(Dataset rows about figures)
□ □ □ □

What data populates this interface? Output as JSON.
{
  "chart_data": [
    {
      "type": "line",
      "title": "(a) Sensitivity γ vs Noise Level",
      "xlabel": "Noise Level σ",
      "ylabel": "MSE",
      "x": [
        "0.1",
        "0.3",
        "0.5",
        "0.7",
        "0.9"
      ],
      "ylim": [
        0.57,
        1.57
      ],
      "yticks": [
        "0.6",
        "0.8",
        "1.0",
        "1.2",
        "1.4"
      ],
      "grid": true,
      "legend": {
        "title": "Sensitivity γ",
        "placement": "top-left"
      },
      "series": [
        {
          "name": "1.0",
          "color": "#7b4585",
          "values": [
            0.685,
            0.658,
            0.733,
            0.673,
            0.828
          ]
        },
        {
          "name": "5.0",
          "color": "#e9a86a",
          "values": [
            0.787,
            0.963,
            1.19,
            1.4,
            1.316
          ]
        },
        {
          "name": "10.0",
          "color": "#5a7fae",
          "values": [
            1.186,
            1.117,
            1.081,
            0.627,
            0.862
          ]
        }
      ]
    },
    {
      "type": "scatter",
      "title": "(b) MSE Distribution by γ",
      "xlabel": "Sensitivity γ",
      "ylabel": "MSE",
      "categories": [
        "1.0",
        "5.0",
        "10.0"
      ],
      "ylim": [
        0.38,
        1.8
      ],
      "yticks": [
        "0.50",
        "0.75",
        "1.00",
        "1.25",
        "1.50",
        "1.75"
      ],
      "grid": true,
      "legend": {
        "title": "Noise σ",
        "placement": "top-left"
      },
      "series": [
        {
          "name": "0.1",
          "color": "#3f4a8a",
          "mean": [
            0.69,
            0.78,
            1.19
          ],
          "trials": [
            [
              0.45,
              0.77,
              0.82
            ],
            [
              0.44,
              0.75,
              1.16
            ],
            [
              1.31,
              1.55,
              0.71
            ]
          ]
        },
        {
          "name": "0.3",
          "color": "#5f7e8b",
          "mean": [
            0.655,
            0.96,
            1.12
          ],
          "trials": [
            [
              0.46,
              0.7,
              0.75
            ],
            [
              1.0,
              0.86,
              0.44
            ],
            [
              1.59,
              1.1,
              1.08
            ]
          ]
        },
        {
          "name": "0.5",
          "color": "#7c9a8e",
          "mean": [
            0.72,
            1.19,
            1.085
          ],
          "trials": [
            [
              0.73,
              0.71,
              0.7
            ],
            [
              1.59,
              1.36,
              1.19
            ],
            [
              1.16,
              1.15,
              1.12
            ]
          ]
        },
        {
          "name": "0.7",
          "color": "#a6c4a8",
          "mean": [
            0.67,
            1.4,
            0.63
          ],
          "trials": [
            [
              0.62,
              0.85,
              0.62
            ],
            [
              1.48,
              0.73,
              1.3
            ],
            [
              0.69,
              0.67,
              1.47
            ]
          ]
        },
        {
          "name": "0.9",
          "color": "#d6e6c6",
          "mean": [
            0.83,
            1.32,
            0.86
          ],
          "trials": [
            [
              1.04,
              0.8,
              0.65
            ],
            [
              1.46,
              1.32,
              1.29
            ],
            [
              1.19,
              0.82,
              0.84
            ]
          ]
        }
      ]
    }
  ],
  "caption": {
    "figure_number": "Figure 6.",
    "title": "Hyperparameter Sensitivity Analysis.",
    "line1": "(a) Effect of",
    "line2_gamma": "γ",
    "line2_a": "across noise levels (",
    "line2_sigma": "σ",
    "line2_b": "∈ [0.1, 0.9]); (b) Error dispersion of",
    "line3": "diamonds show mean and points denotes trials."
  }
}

□ □ □ □

Brief: What is the number of lines that contain "name"? Reply with that number alone.

Task response: 8